Instructions to follow: Transcribe everything in the passage on AI in eDiscovery below, from "The Future of" down to "into existing systems.".

Challenges and Risks
Despite its benefits, AI in eDiscovery comes with risks. Generative AI outputs, for example, can "hallucinate"—producing confident but factually incorrect responses. This is particularly dangerous in legal work, where errors in document citations or summaries can mislead strategies or jeopardize cases. To mitigate this, legal-specific AI platforms are grounding outputs in source data and providing traceability, ensuring transparency and auditability.
Courts also demand defensibility in AI-assisted reviews. Legal teams must document training sets, quality control steps, and statistical validation measures to demonstrate the reliability of AI workflows. Without these safeguards, teams risk challenges to the integrity of their reviews in court.
The Future of eDiscovery
The global eDiscovery market, worth $15.16 billion in 2025, is expected to grow to $16.68 billion by 2026, driven by increasing digital data volumes and regulatory pressures. AI isn’t just a tool—it’s becoming an essential part of managing this growth. However, success depends on intentional application: embedding firm-specific knowledge into workflows, using defensible automation, and integrating AI tools seamlessly into existing systems.
As datasets grow more complex, AI will play an even bigger role in helping legal teams navigate high-stakes discovery processes. Platforms like Harvey are leading the way by combining cutting-edge AI with rigorous data governance, ensuring that legal rigor and efficiency go hand in hand.

Record extracts:
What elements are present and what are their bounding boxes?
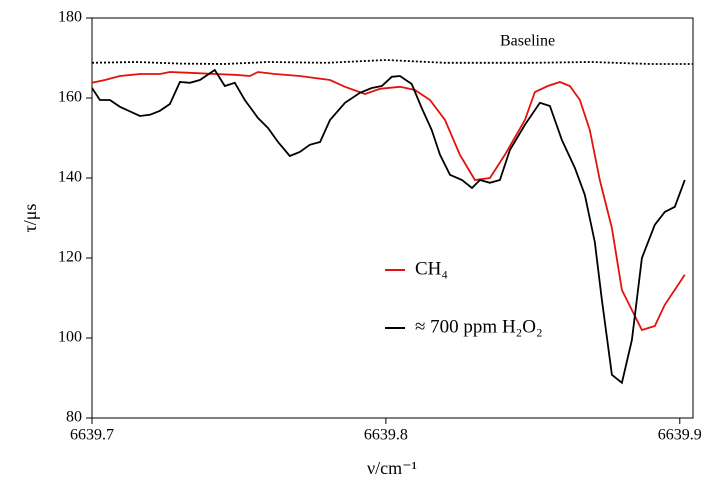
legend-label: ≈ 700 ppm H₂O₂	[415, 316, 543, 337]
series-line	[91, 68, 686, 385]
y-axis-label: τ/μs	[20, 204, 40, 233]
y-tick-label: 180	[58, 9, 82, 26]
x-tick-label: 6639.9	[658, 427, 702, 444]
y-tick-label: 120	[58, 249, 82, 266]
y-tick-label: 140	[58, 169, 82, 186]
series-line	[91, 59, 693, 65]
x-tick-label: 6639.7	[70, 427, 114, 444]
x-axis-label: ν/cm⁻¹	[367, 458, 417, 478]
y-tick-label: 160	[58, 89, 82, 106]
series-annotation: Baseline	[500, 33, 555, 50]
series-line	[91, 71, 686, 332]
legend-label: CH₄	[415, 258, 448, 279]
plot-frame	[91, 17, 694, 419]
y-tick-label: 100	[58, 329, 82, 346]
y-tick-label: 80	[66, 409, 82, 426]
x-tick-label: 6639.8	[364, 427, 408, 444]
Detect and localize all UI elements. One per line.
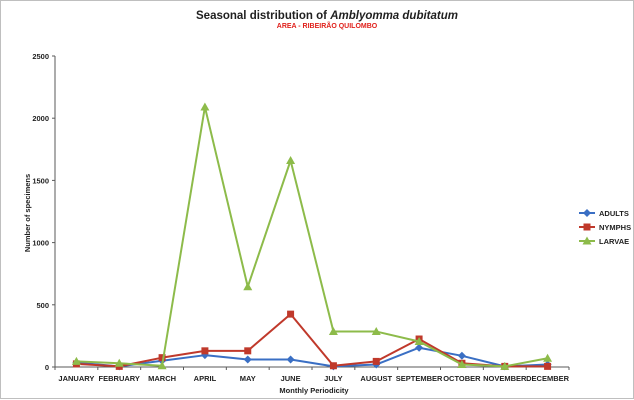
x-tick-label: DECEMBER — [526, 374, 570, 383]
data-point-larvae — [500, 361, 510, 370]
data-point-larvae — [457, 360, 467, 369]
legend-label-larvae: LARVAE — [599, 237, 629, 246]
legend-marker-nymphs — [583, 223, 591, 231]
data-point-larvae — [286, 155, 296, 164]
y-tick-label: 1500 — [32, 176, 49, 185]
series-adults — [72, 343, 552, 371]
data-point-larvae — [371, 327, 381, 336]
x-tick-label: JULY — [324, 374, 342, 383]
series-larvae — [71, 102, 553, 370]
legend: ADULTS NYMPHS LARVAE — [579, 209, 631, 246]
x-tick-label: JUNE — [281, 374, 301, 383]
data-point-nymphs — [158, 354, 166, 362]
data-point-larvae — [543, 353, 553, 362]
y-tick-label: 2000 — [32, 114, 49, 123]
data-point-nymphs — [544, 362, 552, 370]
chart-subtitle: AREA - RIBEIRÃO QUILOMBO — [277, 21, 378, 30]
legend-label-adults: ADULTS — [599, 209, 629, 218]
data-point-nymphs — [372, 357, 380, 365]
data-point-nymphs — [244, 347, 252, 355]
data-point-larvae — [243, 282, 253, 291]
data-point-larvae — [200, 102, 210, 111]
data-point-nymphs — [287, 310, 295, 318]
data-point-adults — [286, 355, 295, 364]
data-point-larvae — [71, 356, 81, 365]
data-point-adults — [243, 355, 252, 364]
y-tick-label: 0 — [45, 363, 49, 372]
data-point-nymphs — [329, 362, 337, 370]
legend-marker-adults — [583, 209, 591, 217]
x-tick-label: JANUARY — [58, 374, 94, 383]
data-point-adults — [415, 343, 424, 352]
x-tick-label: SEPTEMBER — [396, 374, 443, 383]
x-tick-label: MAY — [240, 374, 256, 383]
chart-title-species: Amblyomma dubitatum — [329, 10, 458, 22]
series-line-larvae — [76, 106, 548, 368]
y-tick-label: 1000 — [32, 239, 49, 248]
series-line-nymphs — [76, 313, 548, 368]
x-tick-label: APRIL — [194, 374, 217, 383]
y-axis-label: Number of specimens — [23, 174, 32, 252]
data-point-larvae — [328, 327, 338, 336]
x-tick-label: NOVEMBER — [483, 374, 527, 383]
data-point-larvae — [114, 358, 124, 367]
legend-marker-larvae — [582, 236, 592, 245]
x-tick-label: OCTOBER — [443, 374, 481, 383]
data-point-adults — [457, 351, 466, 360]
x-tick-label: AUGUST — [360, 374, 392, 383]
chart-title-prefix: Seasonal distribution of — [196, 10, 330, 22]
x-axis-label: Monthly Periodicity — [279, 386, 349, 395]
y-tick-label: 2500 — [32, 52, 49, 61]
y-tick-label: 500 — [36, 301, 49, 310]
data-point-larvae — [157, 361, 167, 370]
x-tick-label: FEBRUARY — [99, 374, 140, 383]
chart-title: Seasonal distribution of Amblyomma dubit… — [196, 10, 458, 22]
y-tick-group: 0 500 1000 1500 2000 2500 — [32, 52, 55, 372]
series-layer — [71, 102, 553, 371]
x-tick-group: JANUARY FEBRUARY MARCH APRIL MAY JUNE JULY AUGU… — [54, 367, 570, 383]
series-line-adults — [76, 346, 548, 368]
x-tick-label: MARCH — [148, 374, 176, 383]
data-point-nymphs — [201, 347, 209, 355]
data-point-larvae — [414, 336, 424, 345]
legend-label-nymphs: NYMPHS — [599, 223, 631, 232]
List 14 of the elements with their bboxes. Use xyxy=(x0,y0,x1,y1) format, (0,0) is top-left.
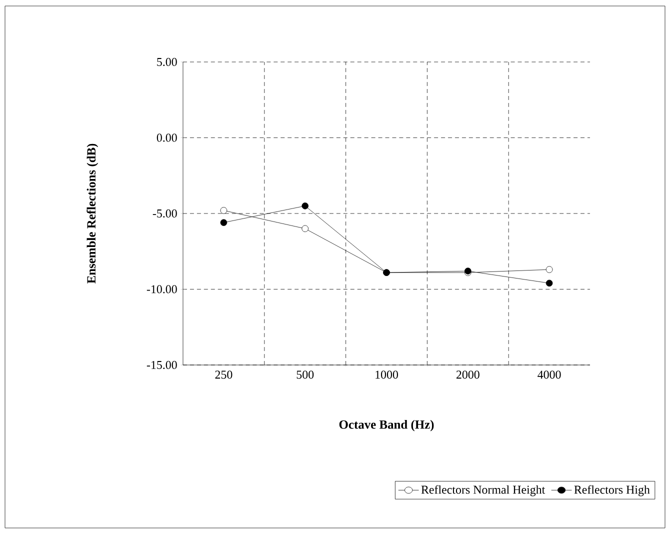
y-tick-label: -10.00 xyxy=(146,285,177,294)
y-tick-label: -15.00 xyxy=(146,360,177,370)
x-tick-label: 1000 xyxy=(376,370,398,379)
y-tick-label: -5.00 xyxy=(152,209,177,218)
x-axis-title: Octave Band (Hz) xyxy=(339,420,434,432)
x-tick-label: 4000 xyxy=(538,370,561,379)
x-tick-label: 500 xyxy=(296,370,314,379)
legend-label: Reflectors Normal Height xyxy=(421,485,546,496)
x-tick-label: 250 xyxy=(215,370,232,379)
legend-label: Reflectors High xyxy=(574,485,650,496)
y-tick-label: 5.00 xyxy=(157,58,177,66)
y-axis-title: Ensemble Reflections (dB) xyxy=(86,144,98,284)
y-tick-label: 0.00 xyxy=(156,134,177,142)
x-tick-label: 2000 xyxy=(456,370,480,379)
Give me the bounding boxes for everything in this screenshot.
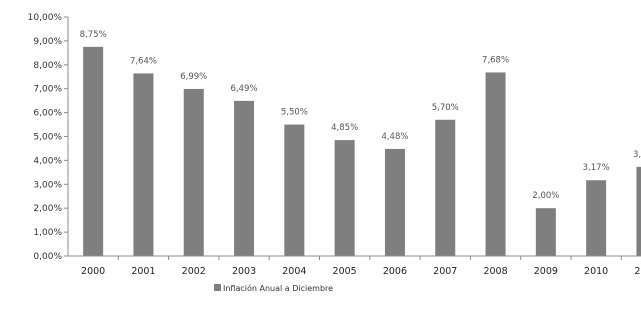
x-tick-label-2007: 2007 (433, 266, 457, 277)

Output of the exercise:
The Future of eDiscovery
The global eDiscovery market, worth $15.16 billion in 2025, is expected to grow to $16.68 billion by 2026, driven by increasing digital data volumes and regulatory pressures. AI isn’t just a tool—it’s becoming an essential part of managing this growth. However, success depends on intentional application: embedding firm-specific knowledge into workflows, using defensible automation, and integrating AI tools seamlessly into existing systems.